**WHAT IS BEING ASKED:** Locate the lines where "close" occurs and copy them as they stand.

--- begin ---

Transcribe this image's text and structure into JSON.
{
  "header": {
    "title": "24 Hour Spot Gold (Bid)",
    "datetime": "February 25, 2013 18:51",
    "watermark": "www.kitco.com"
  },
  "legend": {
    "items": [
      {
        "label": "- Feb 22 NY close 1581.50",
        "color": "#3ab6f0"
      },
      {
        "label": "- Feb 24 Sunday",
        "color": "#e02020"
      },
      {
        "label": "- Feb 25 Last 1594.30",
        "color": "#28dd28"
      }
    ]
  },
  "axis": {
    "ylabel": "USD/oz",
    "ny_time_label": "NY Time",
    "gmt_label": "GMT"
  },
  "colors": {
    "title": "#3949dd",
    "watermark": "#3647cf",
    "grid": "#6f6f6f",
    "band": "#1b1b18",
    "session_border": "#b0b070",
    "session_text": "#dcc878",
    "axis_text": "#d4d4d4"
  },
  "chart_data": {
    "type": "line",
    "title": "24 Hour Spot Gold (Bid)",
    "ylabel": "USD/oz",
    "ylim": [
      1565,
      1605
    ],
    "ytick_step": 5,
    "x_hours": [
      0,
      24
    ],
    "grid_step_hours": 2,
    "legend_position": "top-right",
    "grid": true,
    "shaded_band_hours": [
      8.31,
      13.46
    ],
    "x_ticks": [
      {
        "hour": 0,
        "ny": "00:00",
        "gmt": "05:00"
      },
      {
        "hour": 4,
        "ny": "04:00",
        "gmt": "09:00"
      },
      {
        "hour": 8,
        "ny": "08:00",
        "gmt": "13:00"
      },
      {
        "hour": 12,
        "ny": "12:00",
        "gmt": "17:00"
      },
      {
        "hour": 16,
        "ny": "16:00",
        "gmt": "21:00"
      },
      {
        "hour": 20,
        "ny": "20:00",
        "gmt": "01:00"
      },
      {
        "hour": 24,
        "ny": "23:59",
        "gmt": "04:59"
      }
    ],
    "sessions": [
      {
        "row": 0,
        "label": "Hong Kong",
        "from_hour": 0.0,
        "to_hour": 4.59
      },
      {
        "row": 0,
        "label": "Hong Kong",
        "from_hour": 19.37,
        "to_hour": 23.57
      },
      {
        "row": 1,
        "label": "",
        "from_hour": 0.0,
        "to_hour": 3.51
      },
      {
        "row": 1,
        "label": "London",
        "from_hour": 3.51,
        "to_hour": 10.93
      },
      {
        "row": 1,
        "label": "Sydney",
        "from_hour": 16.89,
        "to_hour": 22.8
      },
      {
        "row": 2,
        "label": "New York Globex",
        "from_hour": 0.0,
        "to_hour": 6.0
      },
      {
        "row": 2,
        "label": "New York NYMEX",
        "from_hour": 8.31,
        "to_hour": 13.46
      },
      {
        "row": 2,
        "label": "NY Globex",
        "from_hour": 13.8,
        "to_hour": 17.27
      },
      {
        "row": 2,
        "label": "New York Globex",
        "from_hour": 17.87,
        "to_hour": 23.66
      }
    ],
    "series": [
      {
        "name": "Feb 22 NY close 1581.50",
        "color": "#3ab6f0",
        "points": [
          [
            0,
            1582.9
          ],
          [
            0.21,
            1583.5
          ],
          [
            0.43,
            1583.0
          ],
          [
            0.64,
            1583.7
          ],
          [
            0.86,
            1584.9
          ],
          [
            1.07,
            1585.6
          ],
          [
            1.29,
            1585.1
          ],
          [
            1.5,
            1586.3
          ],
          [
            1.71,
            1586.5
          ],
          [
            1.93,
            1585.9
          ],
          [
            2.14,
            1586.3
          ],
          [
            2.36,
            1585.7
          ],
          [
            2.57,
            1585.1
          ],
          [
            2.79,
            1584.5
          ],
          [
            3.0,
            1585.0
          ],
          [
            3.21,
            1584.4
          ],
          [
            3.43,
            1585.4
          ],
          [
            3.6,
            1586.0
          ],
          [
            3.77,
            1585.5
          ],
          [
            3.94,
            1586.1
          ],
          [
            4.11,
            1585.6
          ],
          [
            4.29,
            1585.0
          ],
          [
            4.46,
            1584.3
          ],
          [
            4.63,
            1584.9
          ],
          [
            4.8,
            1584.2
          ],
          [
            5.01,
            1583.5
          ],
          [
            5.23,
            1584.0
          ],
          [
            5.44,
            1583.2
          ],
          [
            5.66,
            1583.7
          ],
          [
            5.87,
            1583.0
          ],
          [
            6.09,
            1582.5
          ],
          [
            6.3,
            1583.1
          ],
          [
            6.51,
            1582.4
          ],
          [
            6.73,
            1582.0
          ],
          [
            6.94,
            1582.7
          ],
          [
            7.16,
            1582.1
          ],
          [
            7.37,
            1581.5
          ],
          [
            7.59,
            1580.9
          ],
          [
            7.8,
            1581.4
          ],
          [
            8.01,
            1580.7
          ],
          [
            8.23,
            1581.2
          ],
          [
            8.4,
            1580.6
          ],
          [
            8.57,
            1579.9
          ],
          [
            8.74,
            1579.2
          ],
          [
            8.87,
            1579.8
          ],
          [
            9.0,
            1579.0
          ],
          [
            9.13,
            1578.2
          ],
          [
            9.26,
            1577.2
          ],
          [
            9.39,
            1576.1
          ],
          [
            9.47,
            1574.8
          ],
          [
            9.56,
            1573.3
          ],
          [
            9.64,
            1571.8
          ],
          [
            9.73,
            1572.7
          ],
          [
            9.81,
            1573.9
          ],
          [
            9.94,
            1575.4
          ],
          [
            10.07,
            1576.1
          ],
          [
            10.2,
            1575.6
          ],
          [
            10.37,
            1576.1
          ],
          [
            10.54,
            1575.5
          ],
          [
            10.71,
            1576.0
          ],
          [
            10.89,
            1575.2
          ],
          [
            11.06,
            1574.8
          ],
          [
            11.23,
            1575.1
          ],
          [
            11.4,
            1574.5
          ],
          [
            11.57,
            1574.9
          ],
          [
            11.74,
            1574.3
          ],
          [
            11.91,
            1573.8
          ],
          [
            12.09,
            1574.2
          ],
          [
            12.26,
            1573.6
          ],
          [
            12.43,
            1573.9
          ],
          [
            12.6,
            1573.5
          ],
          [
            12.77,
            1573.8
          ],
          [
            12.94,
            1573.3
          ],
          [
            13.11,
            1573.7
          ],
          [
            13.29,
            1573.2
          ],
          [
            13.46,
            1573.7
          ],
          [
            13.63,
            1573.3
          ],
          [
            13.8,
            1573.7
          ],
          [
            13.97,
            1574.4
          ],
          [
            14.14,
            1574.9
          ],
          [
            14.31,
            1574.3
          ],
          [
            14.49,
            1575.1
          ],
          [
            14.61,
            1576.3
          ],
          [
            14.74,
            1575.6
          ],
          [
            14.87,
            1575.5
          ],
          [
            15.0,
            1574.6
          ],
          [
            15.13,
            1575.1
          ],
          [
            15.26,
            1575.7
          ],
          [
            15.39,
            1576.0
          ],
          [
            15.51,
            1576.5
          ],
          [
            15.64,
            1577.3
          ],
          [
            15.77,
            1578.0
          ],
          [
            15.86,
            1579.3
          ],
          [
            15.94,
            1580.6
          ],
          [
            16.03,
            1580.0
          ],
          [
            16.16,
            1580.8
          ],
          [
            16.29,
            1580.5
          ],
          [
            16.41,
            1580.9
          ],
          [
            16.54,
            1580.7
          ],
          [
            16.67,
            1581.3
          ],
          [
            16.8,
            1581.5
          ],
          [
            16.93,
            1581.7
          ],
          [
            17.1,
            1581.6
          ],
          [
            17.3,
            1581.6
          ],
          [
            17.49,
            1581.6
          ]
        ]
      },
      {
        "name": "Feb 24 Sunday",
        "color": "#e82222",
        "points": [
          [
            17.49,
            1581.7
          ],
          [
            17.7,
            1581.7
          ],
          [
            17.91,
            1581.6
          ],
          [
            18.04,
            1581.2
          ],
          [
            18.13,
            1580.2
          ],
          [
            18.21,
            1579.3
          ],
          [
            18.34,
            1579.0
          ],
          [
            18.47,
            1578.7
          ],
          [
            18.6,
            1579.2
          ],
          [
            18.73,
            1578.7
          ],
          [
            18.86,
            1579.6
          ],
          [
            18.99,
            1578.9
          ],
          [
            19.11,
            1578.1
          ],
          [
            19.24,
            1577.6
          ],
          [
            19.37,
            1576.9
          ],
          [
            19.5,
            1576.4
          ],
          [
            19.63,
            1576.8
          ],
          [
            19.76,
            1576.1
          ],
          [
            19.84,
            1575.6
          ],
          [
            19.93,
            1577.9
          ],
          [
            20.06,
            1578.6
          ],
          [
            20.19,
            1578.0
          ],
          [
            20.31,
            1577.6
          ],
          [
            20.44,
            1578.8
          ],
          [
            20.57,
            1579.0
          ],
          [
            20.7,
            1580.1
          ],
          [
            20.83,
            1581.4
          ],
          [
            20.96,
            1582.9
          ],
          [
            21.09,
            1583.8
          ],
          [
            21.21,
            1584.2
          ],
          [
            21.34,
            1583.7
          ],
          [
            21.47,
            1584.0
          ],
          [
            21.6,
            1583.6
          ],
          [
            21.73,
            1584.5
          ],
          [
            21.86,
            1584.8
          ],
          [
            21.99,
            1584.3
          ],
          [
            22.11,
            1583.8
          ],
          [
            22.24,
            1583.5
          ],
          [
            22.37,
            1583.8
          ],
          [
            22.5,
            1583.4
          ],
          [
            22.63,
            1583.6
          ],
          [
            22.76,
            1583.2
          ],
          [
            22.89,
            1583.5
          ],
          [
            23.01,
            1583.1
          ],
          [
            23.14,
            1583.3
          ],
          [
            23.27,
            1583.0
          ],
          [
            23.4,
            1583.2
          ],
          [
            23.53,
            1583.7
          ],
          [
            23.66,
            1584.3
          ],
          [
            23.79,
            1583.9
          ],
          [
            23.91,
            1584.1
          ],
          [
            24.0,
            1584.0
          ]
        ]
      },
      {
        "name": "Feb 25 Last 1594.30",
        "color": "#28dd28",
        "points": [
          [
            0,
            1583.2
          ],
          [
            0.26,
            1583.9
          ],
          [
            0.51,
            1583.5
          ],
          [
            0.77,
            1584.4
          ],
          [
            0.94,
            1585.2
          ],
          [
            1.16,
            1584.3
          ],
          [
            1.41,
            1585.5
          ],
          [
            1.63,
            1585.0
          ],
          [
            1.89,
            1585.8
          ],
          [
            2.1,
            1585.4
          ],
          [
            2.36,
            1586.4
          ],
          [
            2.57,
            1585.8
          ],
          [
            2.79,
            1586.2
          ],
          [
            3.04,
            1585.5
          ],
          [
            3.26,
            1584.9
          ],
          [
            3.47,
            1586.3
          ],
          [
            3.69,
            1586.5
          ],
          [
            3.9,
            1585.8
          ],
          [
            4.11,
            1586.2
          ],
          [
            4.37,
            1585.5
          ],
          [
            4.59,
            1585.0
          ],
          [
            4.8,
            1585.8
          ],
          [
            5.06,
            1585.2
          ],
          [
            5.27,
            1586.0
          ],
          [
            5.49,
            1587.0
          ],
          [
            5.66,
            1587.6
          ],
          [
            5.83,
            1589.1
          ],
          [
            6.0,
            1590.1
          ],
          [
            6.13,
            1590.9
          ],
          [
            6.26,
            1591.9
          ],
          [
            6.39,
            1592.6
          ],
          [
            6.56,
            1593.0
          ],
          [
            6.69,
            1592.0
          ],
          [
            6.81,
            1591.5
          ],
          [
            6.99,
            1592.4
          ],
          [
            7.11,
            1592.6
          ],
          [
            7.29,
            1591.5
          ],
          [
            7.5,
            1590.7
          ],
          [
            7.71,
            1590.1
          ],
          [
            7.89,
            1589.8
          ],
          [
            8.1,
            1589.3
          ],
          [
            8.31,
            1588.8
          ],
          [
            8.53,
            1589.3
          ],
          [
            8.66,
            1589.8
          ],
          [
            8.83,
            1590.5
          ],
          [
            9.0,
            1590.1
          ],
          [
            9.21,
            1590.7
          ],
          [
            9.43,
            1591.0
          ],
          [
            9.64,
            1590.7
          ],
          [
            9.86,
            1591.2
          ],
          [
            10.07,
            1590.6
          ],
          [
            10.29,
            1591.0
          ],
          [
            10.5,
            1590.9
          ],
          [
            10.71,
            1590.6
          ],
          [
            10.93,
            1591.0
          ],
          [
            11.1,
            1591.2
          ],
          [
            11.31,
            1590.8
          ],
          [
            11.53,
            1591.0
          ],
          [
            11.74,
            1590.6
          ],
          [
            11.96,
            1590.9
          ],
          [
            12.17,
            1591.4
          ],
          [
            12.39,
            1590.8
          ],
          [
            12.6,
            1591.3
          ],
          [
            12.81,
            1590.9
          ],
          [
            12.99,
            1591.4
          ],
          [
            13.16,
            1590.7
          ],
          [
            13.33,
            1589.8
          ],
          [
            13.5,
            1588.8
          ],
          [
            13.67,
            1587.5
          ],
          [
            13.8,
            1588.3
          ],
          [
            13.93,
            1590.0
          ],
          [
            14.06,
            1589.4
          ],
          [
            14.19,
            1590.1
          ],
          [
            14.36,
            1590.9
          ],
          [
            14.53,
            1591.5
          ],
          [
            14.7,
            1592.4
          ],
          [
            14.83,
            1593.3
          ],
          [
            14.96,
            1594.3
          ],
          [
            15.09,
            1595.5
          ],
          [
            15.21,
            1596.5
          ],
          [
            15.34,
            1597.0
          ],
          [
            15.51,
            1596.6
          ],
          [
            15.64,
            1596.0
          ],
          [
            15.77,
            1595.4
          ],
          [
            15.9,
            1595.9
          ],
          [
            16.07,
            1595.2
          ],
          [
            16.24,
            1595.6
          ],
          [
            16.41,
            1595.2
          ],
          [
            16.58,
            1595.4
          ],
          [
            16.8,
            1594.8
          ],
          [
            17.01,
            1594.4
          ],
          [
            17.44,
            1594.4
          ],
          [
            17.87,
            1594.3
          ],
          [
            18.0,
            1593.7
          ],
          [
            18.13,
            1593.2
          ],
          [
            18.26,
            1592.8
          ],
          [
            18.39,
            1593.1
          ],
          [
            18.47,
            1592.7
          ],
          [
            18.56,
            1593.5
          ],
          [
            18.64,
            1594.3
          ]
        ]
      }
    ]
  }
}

--- end ---

**FINAL ANSWER:**
        "label": "- Feb 22 NY close 1581.50",
        "name": "Feb 22 NY close 1581.50",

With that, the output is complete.